» Short exercise
Exactly repeat the material, dropping only the pictures.

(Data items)
START

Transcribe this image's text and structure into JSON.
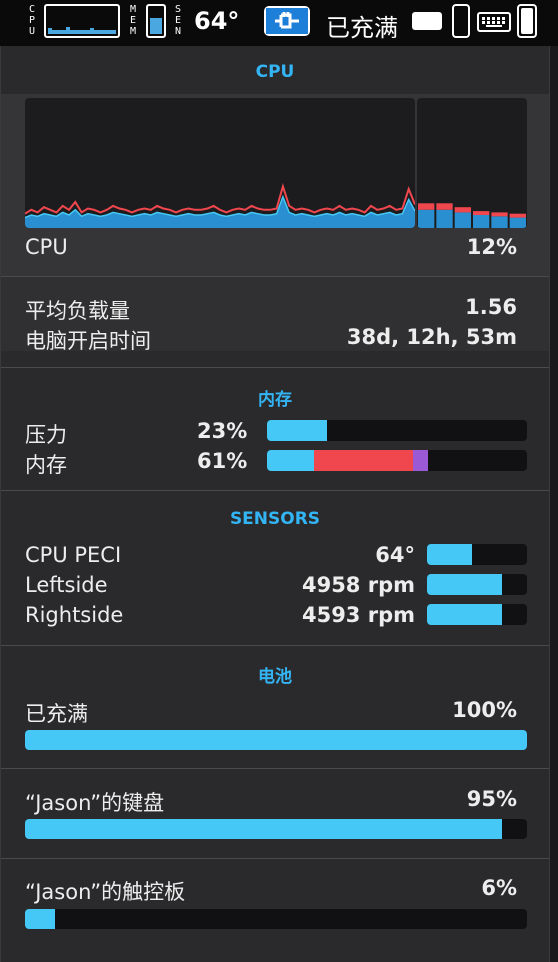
{
  "menubar": {
    "cpu_label": "CPU",
    "mem_label": "MEM",
    "sen_label": "SEN",
    "temperature": "64°",
    "battery_status": "已充满",
    "mem_level": 0.61,
    "battery_level": 1.0,
    "keyboard_level": 0.95,
    "trackpad_level": 0.06,
    "icons": [
      "cpu-graph-icon",
      "memory-gauge-icon",
      "power-plug-icon",
      "battery-icon",
      "keyboard-icon",
      "trackpad-battery-icon"
    ]
  },
  "cpu": {
    "title": "CPU",
    "label": "CPU",
    "value": "12%",
    "load_label": "平均负载量",
    "load_value": "1.56",
    "uptime_label": "电脑开启时间",
    "uptime_value": "38d, 12h, 53m",
    "history_user": [
      8,
      10,
      9,
      11,
      10,
      9,
      12,
      10,
      14,
      9,
      11,
      10,
      9,
      10,
      12,
      11,
      10,
      9,
      10,
      11,
      10,
      12,
      11,
      10,
      9,
      10,
      11,
      10,
      10,
      11,
      12,
      10,
      9,
      10,
      11,
      10,
      12,
      11,
      10,
      10,
      11,
      24,
      12,
      10,
      11,
      10,
      9,
      10,
      11,
      10,
      12,
      10,
      11,
      10,
      9,
      12,
      10,
      11,
      12,
      10,
      11,
      22,
      13
    ],
    "history_system": [
      3,
      4,
      3,
      5,
      4,
      3,
      5,
      4,
      6,
      3,
      4,
      4,
      3,
      4,
      5,
      4,
      4,
      3,
      4,
      4,
      4,
      5,
      4,
      4,
      3,
      4,
      4,
      4,
      4,
      4,
      5,
      4,
      3,
      4,
      4,
      4,
      5,
      4,
      4,
      4,
      4,
      8,
      5,
      4,
      4,
      4,
      3,
      4,
      4,
      4,
      5,
      4,
      4,
      4,
      3,
      5,
      4,
      4,
      5,
      4,
      4,
      8,
      5
    ],
    "core_user": [
      14,
      14,
      12,
      10,
      9,
      8
    ],
    "core_system": [
      5,
      5,
      4,
      3,
      3,
      3
    ]
  },
  "memory": {
    "title": "内存",
    "pressure_label": "压力",
    "pressure_value": "23%",
    "pressure_level": 0.23,
    "usage_label": "内存",
    "usage_value": "61%",
    "segments": [
      {
        "name": "app",
        "color": "#45c8f5",
        "fraction": 0.18
      },
      {
        "name": "wired",
        "color": "#f0474f",
        "fraction": 0.38
      },
      {
        "name": "compressed",
        "color": "#9b59d6",
        "fraction": 0.06
      }
    ]
  },
  "sensors": {
    "title": "SENSORS",
    "rows": [
      {
        "label": "CPU PECI",
        "value": "64°",
        "level": 0.45
      },
      {
        "label": "Leftside",
        "value": "4958 rpm",
        "level": 0.75
      },
      {
        "label": "Rightside",
        "value": "4593 rpm",
        "level": 0.75
      }
    ]
  },
  "battery": {
    "title": "电池",
    "status_label": "已充满",
    "status_value": "100%",
    "status_level": 1.0,
    "keyboard_label": "“Jason”的键盘",
    "keyboard_value": "95%",
    "keyboard_level": 0.95,
    "trackpad_label": "“Jason”的触控板",
    "trackpad_value": "6%",
    "trackpad_level": 0.06
  },
  "colors": {
    "accent": "#33b5f5",
    "bar_fill": "#45c8f5",
    "red": "#f0474f",
    "purple": "#9b59d6",
    "panel": "#2a2a2c"
  }
}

END

» Written solution
Transcribe this image's text and structure into JSON.
{
  "menubar": {
    "cpu_label": "CPU",
    "mem_label": "MEM",
    "sen_label": "SEN",
    "temperature": "64°",
    "battery_status": "已充满",
    "mem_level": 0.61,
    "battery_level": 1.0,
    "keyboard_level": 0.95,
    "trackpad_level": 0.06,
    "icons": [
      "cpu-graph-icon",
      "memory-gauge-icon",
      "power-plug-icon",
      "battery-icon",
      "keyboard-icon",
      "trackpad-battery-icon"
    ]
  },
  "cpu": {
    "title": "CPU",
    "label": "CPU",
    "value": "12%",
    "load_label": "平均负载量",
    "load_value": "1.56",
    "uptime_label": "电脑开启时间",
    "uptime_value": "38d, 12h, 53m",
    "history_user": [
      8,
      10,
      9,
      11,
      10,
      9,
      12,
      10,
      14,
      9,
      11,
      10,
      9,
      10,
      12,
      11,
      10,
      9,
      10,
      11,
      10,
      12,
      11,
      10,
      9,
      10,
      11,
      10,
      10,
      11,
      12,
      10,
      9,
      10,
      11,
      10,
      12,
      11,
      10,
      10,
      11,
      24,
      12,
      10,
      11,
      10,
      9,
      10,
      11,
      10,
      12,
      10,
      11,
      10,
      9,
      12,
      10,
      11,
      12,
      10,
      11,
      22,
      13
    ],
    "history_system": [
      3,
      4,
      3,
      5,
      4,
      3,
      5,
      4,
      6,
      3,
      4,
      4,
      3,
      4,
      5,
      4,
      4,
      3,
      4,
      4,
      4,
      5,
      4,
      4,
      3,
      4,
      4,
      4,
      4,
      4,
      5,
      4,
      3,
      4,
      4,
      4,
      5,
      4,
      4,
      4,
      4,
      8,
      5,
      4,
      4,
      4,
      3,
      4,
      4,
      4,
      5,
      4,
      4,
      4,
      3,
      5,
      4,
      4,
      5,
      4,
      4,
      8,
      5
    ],
    "core_user": [
      14,
      14,
      12,
      10,
      9,
      8
    ],
    "core_system": [
      5,
      5,
      4,
      3,
      3,
      3
    ]
  },
  "memory": {
    "title": "内存",
    "pressure_label": "压力",
    "pressure_value": "23%",
    "pressure_level": 0.23,
    "usage_label": "内存",
    "usage_value": "61%",
    "segments": [
      {
        "name": "app",
        "color": "#45c8f5",
        "fraction": 0.18
      },
      {
        "name": "wired",
        "color": "#f0474f",
        "fraction": 0.38
      },
      {
        "name": "compressed",
        "color": "#9b59d6",
        "fraction": 0.06
      }
    ]
  },
  "sensors": {
    "title": "SENSORS",
    "rows": [
      {
        "label": "CPU PECI",
        "value": "64°",
        "level": 0.45
      },
      {
        "label": "Leftside",
        "value": "4958 rpm",
        "level": 0.75
      },
      {
        "label": "Rightside",
        "value": "4593 rpm",
        "level": 0.75
      }
    ]
  },
  "battery": {
    "title": "电池",
    "status_label": "已充满",
    "status_value": "100%",
    "status_level": 1.0,
    "keyboard_label": "“Jason”的键盘",
    "keyboard_value": "95%",
    "keyboard_level": 0.95,
    "trackpad_label": "“Jason”的触控板",
    "trackpad_value": "6%",
    "trackpad_level": 0.06
  },
  "colors": {
    "accent": "#33b5f5",
    "bar_fill": "#45c8f5",
    "red": "#f0474f",
    "purple": "#9b59d6",
    "panel": "#2a2a2c"
  }
}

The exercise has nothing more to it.